Stored data:
* * * * *

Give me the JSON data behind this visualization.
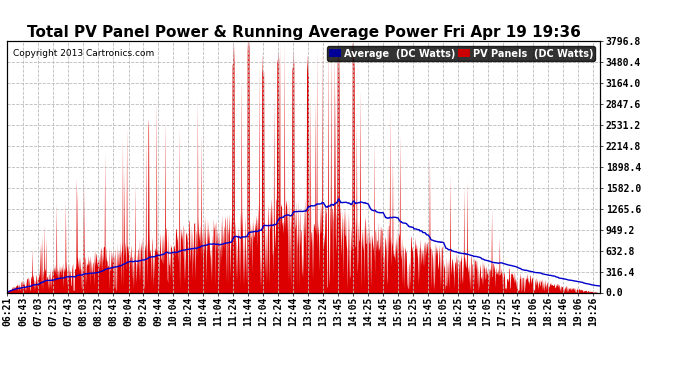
{
  "title": "Total PV Panel Power & Running Average Power Fri Apr 19 19:36",
  "copyright": "Copyright 2013 Cartronics.com",
  "yticks": [
    0.0,
    316.4,
    632.8,
    949.2,
    1265.6,
    1582.0,
    1898.4,
    2214.8,
    2531.2,
    2847.6,
    3164.0,
    3480.4,
    3796.8
  ],
  "ymax": 3796.8,
  "ymin": 0.0,
  "bg_color": "#ffffff",
  "grid_color": "#bbbbbb",
  "pv_color": "#dd0000",
  "avg_color": "#0000cc",
  "legend_avg_bg": "#000099",
  "legend_pv_bg": "#cc0000",
  "title_fontsize": 11,
  "tick_label_fontsize": 7,
  "xtick_labels": [
    "06:21",
    "06:43",
    "07:03",
    "07:23",
    "07:43",
    "08:03",
    "08:23",
    "08:43",
    "09:04",
    "09:24",
    "09:44",
    "10:04",
    "10:24",
    "10:44",
    "11:04",
    "11:24",
    "11:44",
    "12:04",
    "12:24",
    "12:44",
    "13:04",
    "13:24",
    "13:45",
    "14:05",
    "14:25",
    "14:45",
    "15:05",
    "15:25",
    "15:45",
    "16:05",
    "16:25",
    "16:45",
    "17:05",
    "17:25",
    "17:45",
    "18:06",
    "18:26",
    "18:46",
    "19:06",
    "19:26"
  ]
}
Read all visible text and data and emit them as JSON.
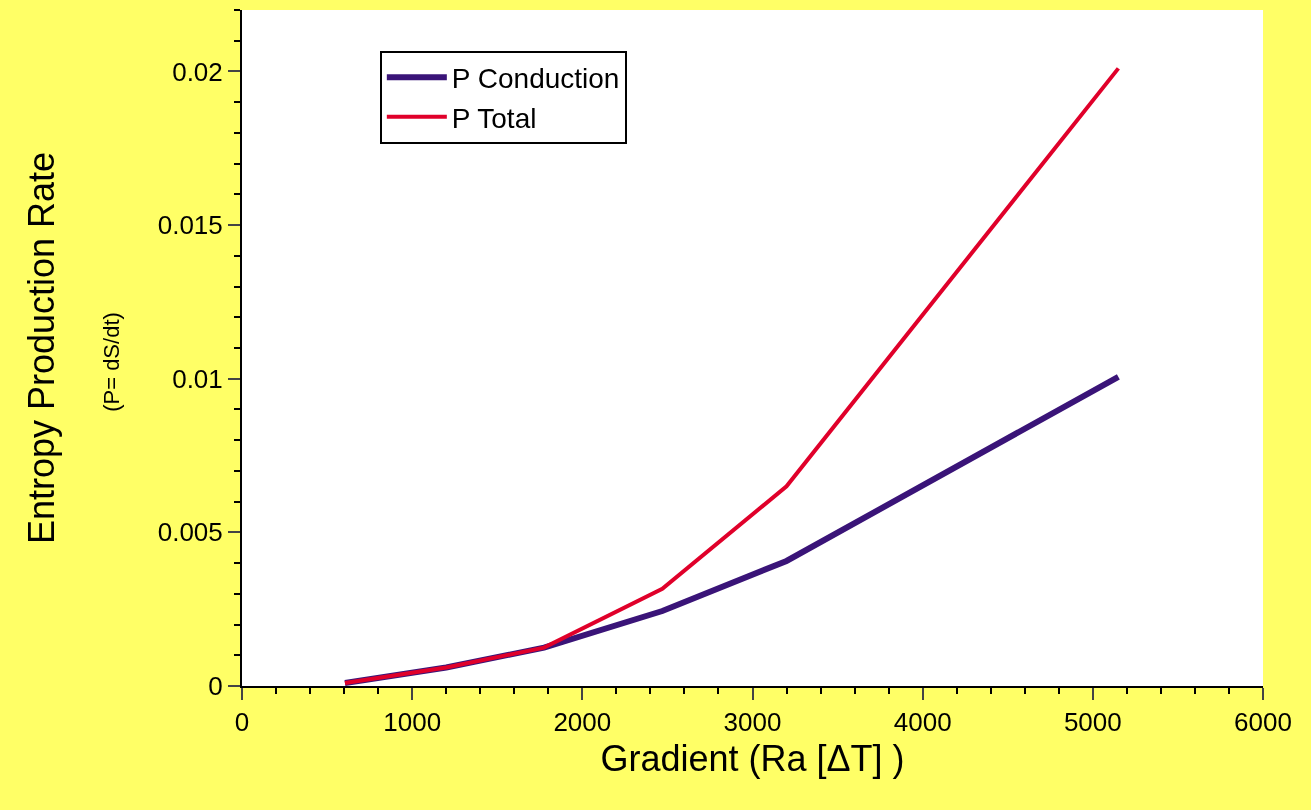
{
  "chart_data": {
    "type": "line",
    "xlabel": "Gradient (Ra [ΔT] )",
    "ylabel": "Entropy Production Rate",
    "annotations": [
      "(P= dS/dt)"
    ],
    "x": [
      605,
      1200,
      1775,
      2470,
      3200,
      5150
    ],
    "series": [
      {
        "name": "P Conduction",
        "color": "#3a1478",
        "values": [
          0.0001,
          0.0006,
          0.00125,
          0.00244,
          0.00407,
          0.01006
        ]
      },
      {
        "name": "P Total",
        "color": "#e0002a",
        "values": [
          0.0001,
          0.0006,
          0.00125,
          0.00316,
          0.0065,
          0.0201
        ]
      }
    ],
    "xlim": [
      0,
      6000
    ],
    "xticks": [
      0,
      1000,
      2000,
      3000,
      4000,
      5000,
      6000
    ],
    "ylim": [
      0,
      0.022
    ],
    "yticks": [
      0,
      0.005,
      0.01,
      0.015,
      0.02
    ],
    "grid": false,
    "legend": "top left",
    "marker": "none",
    "line_style": "solid"
  }
}
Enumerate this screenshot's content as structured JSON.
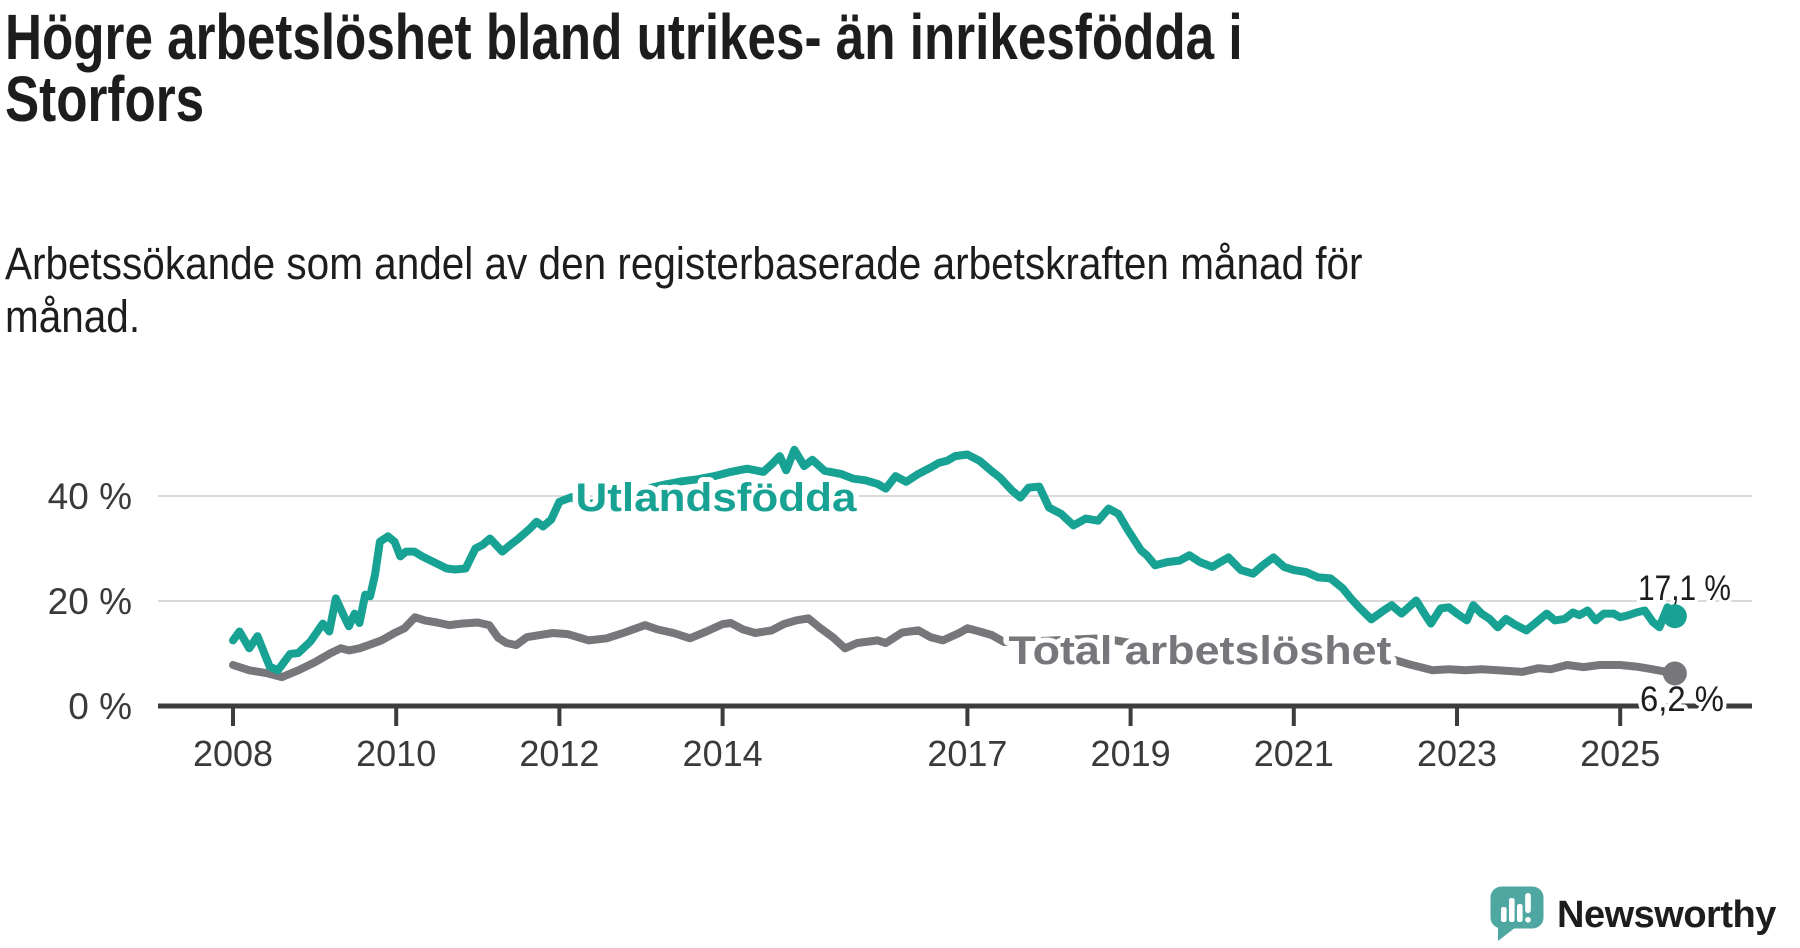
{
  "header": {
    "title_lines": [
      "Högre arbetslöshet bland utrikes- än inrikesfödda i",
      "Storfors"
    ],
    "subtitle_lines": [
      "Arbetssökande som andel av den registerbaserade arbetskraften månad för",
      "månad."
    ]
  },
  "footer": {
    "brand": "Newsworthy"
  },
  "colors": {
    "teal_line": "#18A294",
    "gray_line": "#76767B",
    "axis": "#3C3C3C",
    "grid": "#D9D9D9",
    "tick_text": "#3A3A3A",
    "value_text": "#1D1D1D",
    "logo_bubble": "#4FA7A1",
    "logo_text": "#3E9E9A",
    "background": "#FFFFFF"
  },
  "chart_data": {
    "type": "line",
    "title": "Högre arbetslöshet bland utrikes- än inrikesfödda i Storfors",
    "subtitle": "Arbetssökande som andel av den registerbaserade arbetskraften månad för månad.",
    "unit": "%",
    "grid": "horizontal-only",
    "x_axis": {
      "tick_years": [
        2008,
        2010,
        2012,
        2014,
        2017,
        2019,
        2021,
        2023,
        2025
      ],
      "tick_labels": [
        "2008",
        "2010",
        "2012",
        "2014",
        "2017",
        "2019",
        "2021",
        "2023",
        "2025"
      ],
      "range": [
        2007.1,
        2026.5
      ]
    },
    "y_axis": {
      "ticks": [
        0,
        20,
        40
      ],
      "tick_labels": [
        "0 %",
        "20 %",
        "40 %"
      ],
      "range": [
        0,
        52
      ]
    },
    "series": [
      {
        "name": "Utlandsfödda",
        "color": "#18A294",
        "end_label": "17,1 %",
        "end_value": 17.1,
        "points": [
          [
            2008.0,
            12.5
          ],
          [
            2008.08,
            14.2
          ],
          [
            2008.2,
            11.0
          ],
          [
            2008.3,
            13.3
          ],
          [
            2008.45,
            7.5
          ],
          [
            2008.55,
            6.8
          ],
          [
            2008.7,
            9.9
          ],
          [
            2008.8,
            10.1
          ],
          [
            2008.95,
            12.3
          ],
          [
            2009.1,
            15.7
          ],
          [
            2009.18,
            14.2
          ],
          [
            2009.26,
            20.5
          ],
          [
            2009.36,
            17.1
          ],
          [
            2009.42,
            15.2
          ],
          [
            2009.49,
            17.6
          ],
          [
            2009.55,
            15.8
          ],
          [
            2009.62,
            21.2
          ],
          [
            2009.68,
            20.9
          ],
          [
            2009.74,
            25.0
          ],
          [
            2009.8,
            31.3
          ],
          [
            2009.9,
            32.3
          ],
          [
            2009.98,
            31.3
          ],
          [
            2010.05,
            28.5
          ],
          [
            2010.12,
            29.4
          ],
          [
            2010.22,
            29.4
          ],
          [
            2010.32,
            28.5
          ],
          [
            2010.5,
            27.1
          ],
          [
            2010.62,
            26.2
          ],
          [
            2010.72,
            26.0
          ],
          [
            2010.85,
            26.2
          ],
          [
            2010.97,
            30.0
          ],
          [
            2011.06,
            30.7
          ],
          [
            2011.15,
            31.9
          ],
          [
            2011.3,
            29.4
          ],
          [
            2011.4,
            30.7
          ],
          [
            2011.5,
            31.9
          ],
          [
            2011.64,
            33.8
          ],
          [
            2011.72,
            35.1
          ],
          [
            2011.8,
            34.2
          ],
          [
            2011.9,
            35.5
          ],
          [
            2012.0,
            38.9
          ],
          [
            2012.15,
            39.8
          ],
          [
            2012.3,
            38.2
          ],
          [
            2012.5,
            39.0
          ],
          [
            2012.7,
            40.0
          ],
          [
            2012.9,
            40.8
          ],
          [
            2013.1,
            41.5
          ],
          [
            2013.3,
            42.2
          ],
          [
            2013.5,
            42.8
          ],
          [
            2013.7,
            43.2
          ],
          [
            2013.9,
            43.8
          ],
          [
            2014.1,
            44.6
          ],
          [
            2014.3,
            45.2
          ],
          [
            2014.5,
            44.6
          ],
          [
            2014.62,
            46.3
          ],
          [
            2014.7,
            47.6
          ],
          [
            2014.78,
            44.9
          ],
          [
            2014.88,
            48.8
          ],
          [
            2015.0,
            45.7
          ],
          [
            2015.1,
            46.9
          ],
          [
            2015.25,
            44.8
          ],
          [
            2015.45,
            44.2
          ],
          [
            2015.6,
            43.3
          ],
          [
            2015.75,
            43.0
          ],
          [
            2015.9,
            42.3
          ],
          [
            2016.0,
            41.4
          ],
          [
            2016.12,
            43.8
          ],
          [
            2016.25,
            42.7
          ],
          [
            2016.4,
            44.2
          ],
          [
            2016.55,
            45.4
          ],
          [
            2016.65,
            46.3
          ],
          [
            2016.75,
            46.7
          ],
          [
            2016.85,
            47.6
          ],
          [
            2017.0,
            47.9
          ],
          [
            2017.15,
            46.7
          ],
          [
            2017.3,
            44.7
          ],
          [
            2017.4,
            43.5
          ],
          [
            2017.55,
            41.0
          ],
          [
            2017.65,
            39.7
          ],
          [
            2017.75,
            41.6
          ],
          [
            2017.88,
            41.8
          ],
          [
            2018.0,
            37.8
          ],
          [
            2018.15,
            36.6
          ],
          [
            2018.3,
            34.4
          ],
          [
            2018.45,
            35.7
          ],
          [
            2018.6,
            35.3
          ],
          [
            2018.73,
            37.6
          ],
          [
            2018.85,
            36.6
          ],
          [
            2018.97,
            33.4
          ],
          [
            2019.05,
            31.5
          ],
          [
            2019.13,
            29.6
          ],
          [
            2019.2,
            28.7
          ],
          [
            2019.3,
            26.8
          ],
          [
            2019.45,
            27.4
          ],
          [
            2019.6,
            27.7
          ],
          [
            2019.72,
            28.7
          ],
          [
            2019.85,
            27.4
          ],
          [
            2020.0,
            26.5
          ],
          [
            2020.1,
            27.4
          ],
          [
            2020.2,
            28.3
          ],
          [
            2020.35,
            25.9
          ],
          [
            2020.5,
            25.2
          ],
          [
            2020.62,
            26.8
          ],
          [
            2020.75,
            28.3
          ],
          [
            2020.88,
            26.5
          ],
          [
            2021.0,
            25.9
          ],
          [
            2021.15,
            25.5
          ],
          [
            2021.3,
            24.5
          ],
          [
            2021.45,
            24.3
          ],
          [
            2021.6,
            22.4
          ],
          [
            2021.7,
            20.5
          ],
          [
            2021.8,
            18.8
          ],
          [
            2021.95,
            16.5
          ],
          [
            2022.1,
            18.2
          ],
          [
            2022.2,
            19.2
          ],
          [
            2022.32,
            17.6
          ],
          [
            2022.5,
            20.1
          ],
          [
            2022.6,
            17.6
          ],
          [
            2022.68,
            15.7
          ],
          [
            2022.8,
            18.6
          ],
          [
            2022.9,
            18.8
          ],
          [
            2023.0,
            17.6
          ],
          [
            2023.12,
            16.3
          ],
          [
            2023.2,
            19.2
          ],
          [
            2023.3,
            17.6
          ],
          [
            2023.4,
            16.6
          ],
          [
            2023.5,
            15.0
          ],
          [
            2023.6,
            16.6
          ],
          [
            2023.72,
            15.4
          ],
          [
            2023.85,
            14.4
          ],
          [
            2024.0,
            16.3
          ],
          [
            2024.1,
            17.6
          ],
          [
            2024.2,
            16.3
          ],
          [
            2024.32,
            16.6
          ],
          [
            2024.42,
            17.8
          ],
          [
            2024.5,
            17.3
          ],
          [
            2024.6,
            18.2
          ],
          [
            2024.7,
            16.3
          ],
          [
            2024.8,
            17.6
          ],
          [
            2024.92,
            17.6
          ],
          [
            2025.0,
            16.9
          ],
          [
            2025.1,
            17.3
          ],
          [
            2025.2,
            17.8
          ],
          [
            2025.3,
            18.2
          ],
          [
            2025.4,
            16.0
          ],
          [
            2025.48,
            15.0
          ],
          [
            2025.58,
            18.8
          ],
          [
            2025.67,
            17.1
          ]
        ]
      },
      {
        "name": "Total arbetslöshet",
        "color": "#76767B",
        "end_label": "6,2 %",
        "end_value": 6.2,
        "points": [
          [
            2008.0,
            7.8
          ],
          [
            2008.2,
            6.8
          ],
          [
            2008.4,
            6.3
          ],
          [
            2008.6,
            5.5
          ],
          [
            2008.8,
            6.8
          ],
          [
            2009.0,
            8.3
          ],
          [
            2009.2,
            10.1
          ],
          [
            2009.32,
            11.0
          ],
          [
            2009.42,
            10.6
          ],
          [
            2009.55,
            11.0
          ],
          [
            2009.66,
            11.6
          ],
          [
            2009.82,
            12.5
          ],
          [
            2009.98,
            13.9
          ],
          [
            2010.1,
            14.8
          ],
          [
            2010.23,
            16.9
          ],
          [
            2010.35,
            16.3
          ],
          [
            2010.5,
            15.9
          ],
          [
            2010.65,
            15.4
          ],
          [
            2010.8,
            15.7
          ],
          [
            2011.0,
            15.9
          ],
          [
            2011.14,
            15.4
          ],
          [
            2011.25,
            13.0
          ],
          [
            2011.35,
            12.0
          ],
          [
            2011.47,
            11.6
          ],
          [
            2011.6,
            13.1
          ],
          [
            2011.76,
            13.5
          ],
          [
            2011.92,
            13.9
          ],
          [
            2012.1,
            13.7
          ],
          [
            2012.36,
            12.5
          ],
          [
            2012.58,
            12.9
          ],
          [
            2012.8,
            14.0
          ],
          [
            2013.05,
            15.4
          ],
          [
            2013.2,
            14.6
          ],
          [
            2013.4,
            13.9
          ],
          [
            2013.6,
            12.9
          ],
          [
            2013.8,
            14.2
          ],
          [
            2014.0,
            15.6
          ],
          [
            2014.1,
            15.8
          ],
          [
            2014.25,
            14.6
          ],
          [
            2014.4,
            13.9
          ],
          [
            2014.6,
            14.4
          ],
          [
            2014.75,
            15.6
          ],
          [
            2014.9,
            16.3
          ],
          [
            2015.05,
            16.7
          ],
          [
            2015.2,
            14.8
          ],
          [
            2015.35,
            13.1
          ],
          [
            2015.5,
            11.0
          ],
          [
            2015.65,
            12.0
          ],
          [
            2015.9,
            12.5
          ],
          [
            2016.0,
            12.0
          ],
          [
            2016.2,
            14.0
          ],
          [
            2016.4,
            14.4
          ],
          [
            2016.55,
            13.1
          ],
          [
            2016.7,
            12.5
          ],
          [
            2016.9,
            13.9
          ],
          [
            2017.0,
            14.8
          ],
          [
            2017.15,
            14.2
          ],
          [
            2017.3,
            13.5
          ],
          [
            2017.45,
            12.2
          ],
          [
            2017.8,
            12.3
          ],
          [
            2018.2,
            12.6
          ],
          [
            2018.66,
            12.9
          ],
          [
            2019.0,
            12.0
          ],
          [
            2019.4,
            11.2
          ],
          [
            2019.8,
            10.8
          ],
          [
            2020.2,
            11.5
          ],
          [
            2020.5,
            11.0
          ],
          [
            2020.9,
            10.4
          ],
          [
            2021.3,
            9.8
          ],
          [
            2021.7,
            9.3
          ],
          [
            2022.0,
            8.9
          ],
          [
            2022.25,
            8.7
          ],
          [
            2022.42,
            7.9
          ],
          [
            2022.55,
            7.4
          ],
          [
            2022.7,
            6.8
          ],
          [
            2022.9,
            7.0
          ],
          [
            2023.1,
            6.8
          ],
          [
            2023.3,
            7.0
          ],
          [
            2023.5,
            6.8
          ],
          [
            2023.8,
            6.5
          ],
          [
            2024.0,
            7.2
          ],
          [
            2024.15,
            7.0
          ],
          [
            2024.35,
            7.8
          ],
          [
            2024.55,
            7.4
          ],
          [
            2024.75,
            7.8
          ],
          [
            2025.0,
            7.8
          ],
          [
            2025.2,
            7.5
          ],
          [
            2025.4,
            7.0
          ],
          [
            2025.67,
            6.2
          ]
        ]
      }
    ],
    "legend": "inline-series-labels"
  }
}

* * * * *

- **What is being asked**
Locate the word "utrikes" in the records above, and return each line that has it.

- **Full output**
      "Högre arbetslöshet bland utrikes- än inrikesfödda i",
    "title": "Högre arbetslöshet bland utrikes- än inrikesfödda i Storfors",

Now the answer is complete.